■ **Given passage**:
Parents have an extremely powerful collective voice. Make your concerns known and take your child’s education and wellbeing back from the bureaucrats.

For most of them don’t understand children’s – or families’ – needs at all.

The Insanity of Home Education?

There he stands all smart and sparkling in his new too-big uniform, looking too small for school but with a sparkle of enthusiasm also in his eye.

He’s excited; everyone’s told him what an exciting place school is with lots of nice people and great activities he’ll love doing. He’s very keen – everyone’s been so nice each time he’s visited…

A few lessons in and the sparkle goes out his eyes faster than it goes off the uniform.

His first lesson is that not everyone is so nice, not even some of the people who smiled before. They’re too busy. Too concerned with having to do other things like keep control and make kids sit still.

His next lesson is that you rarely get exciting things to do. In fact, you never learn about things you want to learn about because you have to learn what the learning objective says. He doesn’t get what a learning objective is but writes it down in his book like he’s told to do.

And the third lesson he learns is that, despite the fact his mum shouts and gets cross sometimes, it’s nothing compared to being humiliated by the teacher. And the worst thing of all is that at least he knew what mum was cross about. The teacher just seems cross all the time and about things he doesn’t understand.

■ **Description of the task**: Copy everything from "He’s excited; everyone’s" down to "told to do." in the passage about a boy's first days at school. The rows that come next are drawn from a separate source and have no connection to the passage about a boy's first days at school.

■ **Record extracts**:

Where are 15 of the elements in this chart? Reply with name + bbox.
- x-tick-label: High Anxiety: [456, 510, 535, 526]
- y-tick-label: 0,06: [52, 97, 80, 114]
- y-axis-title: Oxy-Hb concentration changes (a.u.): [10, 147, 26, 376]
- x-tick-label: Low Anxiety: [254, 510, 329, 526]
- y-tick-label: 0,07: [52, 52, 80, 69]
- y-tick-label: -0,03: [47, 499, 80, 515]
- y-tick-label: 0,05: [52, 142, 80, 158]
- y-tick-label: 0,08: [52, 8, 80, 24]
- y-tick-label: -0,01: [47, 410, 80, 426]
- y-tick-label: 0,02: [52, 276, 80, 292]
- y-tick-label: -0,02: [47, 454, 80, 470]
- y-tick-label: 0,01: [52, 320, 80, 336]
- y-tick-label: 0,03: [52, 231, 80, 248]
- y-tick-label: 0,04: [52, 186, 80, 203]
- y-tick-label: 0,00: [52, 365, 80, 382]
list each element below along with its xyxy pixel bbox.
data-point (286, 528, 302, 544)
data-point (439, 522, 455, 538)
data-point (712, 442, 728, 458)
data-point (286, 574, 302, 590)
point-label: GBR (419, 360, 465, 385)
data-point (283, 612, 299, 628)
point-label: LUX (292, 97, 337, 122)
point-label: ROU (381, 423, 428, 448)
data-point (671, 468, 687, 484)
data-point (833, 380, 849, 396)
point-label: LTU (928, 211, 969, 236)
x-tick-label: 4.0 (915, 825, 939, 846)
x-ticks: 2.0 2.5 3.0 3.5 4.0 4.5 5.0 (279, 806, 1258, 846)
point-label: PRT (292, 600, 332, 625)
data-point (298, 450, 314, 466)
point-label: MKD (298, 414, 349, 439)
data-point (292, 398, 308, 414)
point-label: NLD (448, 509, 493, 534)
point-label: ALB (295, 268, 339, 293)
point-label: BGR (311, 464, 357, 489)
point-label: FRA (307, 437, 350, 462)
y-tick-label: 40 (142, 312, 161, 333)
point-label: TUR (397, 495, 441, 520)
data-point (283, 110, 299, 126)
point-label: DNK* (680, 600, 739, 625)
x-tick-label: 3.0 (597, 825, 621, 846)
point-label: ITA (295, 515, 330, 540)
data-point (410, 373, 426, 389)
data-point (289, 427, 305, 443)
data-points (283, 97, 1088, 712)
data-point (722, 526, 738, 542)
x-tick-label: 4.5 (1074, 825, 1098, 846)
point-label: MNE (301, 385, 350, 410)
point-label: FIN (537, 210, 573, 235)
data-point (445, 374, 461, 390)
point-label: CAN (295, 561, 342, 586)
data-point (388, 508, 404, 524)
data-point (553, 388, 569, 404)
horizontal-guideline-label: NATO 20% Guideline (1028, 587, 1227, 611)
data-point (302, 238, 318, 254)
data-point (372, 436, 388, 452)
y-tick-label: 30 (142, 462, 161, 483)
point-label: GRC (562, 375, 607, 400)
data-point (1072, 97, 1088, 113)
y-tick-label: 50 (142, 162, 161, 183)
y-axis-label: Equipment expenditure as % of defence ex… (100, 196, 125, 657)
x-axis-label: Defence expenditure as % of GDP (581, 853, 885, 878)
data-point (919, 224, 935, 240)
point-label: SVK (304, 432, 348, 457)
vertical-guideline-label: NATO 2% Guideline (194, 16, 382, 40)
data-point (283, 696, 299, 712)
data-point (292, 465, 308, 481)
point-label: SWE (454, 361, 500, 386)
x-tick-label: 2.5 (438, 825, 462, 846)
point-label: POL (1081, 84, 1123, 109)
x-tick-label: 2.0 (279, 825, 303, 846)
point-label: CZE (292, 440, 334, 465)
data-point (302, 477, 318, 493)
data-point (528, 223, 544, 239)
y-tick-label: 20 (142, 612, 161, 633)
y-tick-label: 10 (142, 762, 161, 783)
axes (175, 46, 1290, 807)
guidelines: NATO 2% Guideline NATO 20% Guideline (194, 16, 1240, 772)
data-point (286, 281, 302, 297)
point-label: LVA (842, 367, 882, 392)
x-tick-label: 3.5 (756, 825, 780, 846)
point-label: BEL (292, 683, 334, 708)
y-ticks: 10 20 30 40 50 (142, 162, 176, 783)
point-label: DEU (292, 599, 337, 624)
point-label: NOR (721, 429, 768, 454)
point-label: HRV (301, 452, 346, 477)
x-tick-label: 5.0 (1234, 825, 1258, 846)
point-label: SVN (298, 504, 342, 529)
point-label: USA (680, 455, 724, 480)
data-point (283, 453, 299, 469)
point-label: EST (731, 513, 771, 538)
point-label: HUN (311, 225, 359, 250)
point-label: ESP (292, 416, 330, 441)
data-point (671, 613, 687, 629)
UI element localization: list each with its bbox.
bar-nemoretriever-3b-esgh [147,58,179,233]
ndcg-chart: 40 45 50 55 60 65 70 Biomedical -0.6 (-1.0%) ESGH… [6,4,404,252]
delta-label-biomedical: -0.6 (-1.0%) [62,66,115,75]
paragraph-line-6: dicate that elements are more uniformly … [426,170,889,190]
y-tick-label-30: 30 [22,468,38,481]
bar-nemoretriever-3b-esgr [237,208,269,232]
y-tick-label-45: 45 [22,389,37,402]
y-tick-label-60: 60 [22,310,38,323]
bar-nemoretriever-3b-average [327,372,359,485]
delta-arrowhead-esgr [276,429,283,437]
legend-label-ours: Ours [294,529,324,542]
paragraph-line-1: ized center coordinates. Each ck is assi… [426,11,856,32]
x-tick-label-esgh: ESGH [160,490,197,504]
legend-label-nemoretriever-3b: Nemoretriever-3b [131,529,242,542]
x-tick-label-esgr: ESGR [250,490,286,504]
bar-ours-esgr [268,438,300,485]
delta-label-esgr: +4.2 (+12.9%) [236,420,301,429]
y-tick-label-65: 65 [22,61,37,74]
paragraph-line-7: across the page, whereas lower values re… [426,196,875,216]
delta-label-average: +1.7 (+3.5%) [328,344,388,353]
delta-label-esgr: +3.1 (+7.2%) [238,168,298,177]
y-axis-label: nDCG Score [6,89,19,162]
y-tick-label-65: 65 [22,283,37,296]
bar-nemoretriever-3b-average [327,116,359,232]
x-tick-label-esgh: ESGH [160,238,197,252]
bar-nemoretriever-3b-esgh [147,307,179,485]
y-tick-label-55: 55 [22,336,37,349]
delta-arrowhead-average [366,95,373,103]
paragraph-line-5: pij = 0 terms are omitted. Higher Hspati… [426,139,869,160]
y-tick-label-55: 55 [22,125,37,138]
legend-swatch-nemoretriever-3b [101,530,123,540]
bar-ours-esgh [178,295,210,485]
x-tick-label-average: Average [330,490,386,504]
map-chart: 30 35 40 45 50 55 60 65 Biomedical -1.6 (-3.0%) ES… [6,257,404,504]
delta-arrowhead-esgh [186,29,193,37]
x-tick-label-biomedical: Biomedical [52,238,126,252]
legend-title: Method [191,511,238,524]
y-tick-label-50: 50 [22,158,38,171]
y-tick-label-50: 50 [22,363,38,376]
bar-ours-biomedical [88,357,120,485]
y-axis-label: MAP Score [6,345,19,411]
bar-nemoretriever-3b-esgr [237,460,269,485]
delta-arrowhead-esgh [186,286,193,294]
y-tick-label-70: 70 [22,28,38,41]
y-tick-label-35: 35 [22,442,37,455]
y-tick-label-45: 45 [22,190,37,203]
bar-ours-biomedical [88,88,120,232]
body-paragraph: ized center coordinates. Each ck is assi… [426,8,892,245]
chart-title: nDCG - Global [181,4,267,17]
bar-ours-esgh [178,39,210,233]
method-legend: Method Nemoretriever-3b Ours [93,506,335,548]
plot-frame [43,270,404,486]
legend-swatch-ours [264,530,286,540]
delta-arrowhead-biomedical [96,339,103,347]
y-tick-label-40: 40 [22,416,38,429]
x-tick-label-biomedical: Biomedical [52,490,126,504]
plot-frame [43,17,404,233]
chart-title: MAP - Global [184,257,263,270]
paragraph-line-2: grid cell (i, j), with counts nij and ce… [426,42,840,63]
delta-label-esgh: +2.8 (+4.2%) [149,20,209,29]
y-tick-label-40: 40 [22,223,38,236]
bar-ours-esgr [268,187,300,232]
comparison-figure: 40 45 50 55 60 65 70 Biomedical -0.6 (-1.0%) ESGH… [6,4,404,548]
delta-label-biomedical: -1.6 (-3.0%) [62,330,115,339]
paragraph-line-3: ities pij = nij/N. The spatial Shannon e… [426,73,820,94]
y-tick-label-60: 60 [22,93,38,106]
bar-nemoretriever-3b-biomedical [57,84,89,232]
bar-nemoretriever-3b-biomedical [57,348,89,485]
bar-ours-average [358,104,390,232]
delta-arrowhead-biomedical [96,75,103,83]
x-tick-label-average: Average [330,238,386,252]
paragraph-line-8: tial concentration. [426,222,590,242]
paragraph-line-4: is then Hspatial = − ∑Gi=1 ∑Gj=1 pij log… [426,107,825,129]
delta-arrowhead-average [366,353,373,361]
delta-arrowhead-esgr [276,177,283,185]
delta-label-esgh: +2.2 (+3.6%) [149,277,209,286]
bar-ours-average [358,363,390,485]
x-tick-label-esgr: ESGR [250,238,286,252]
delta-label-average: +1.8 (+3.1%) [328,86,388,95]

■ **Response below**:
He’s excited; everyone’s told him what an exciting place school is with lots of nice people and great activities he’ll love doing. He’s very keen – everyone’s been so nice each time he’s visited…

A few lessons in and the sparkle goes out his eyes faster than it goes off the uniform.

His first lesson is that not everyone is so nice, not even some of the people who smiled before. They’re too busy. Too concerned with having to do other things like keep control and make kids sit still.

His next lesson is that you rarely get exciting things to do. In fact, you never learn about things you want to learn about because you have to learn what the learning objective says. He doesn’t get what a learning objective is but writes it down in his book like he’s told to do.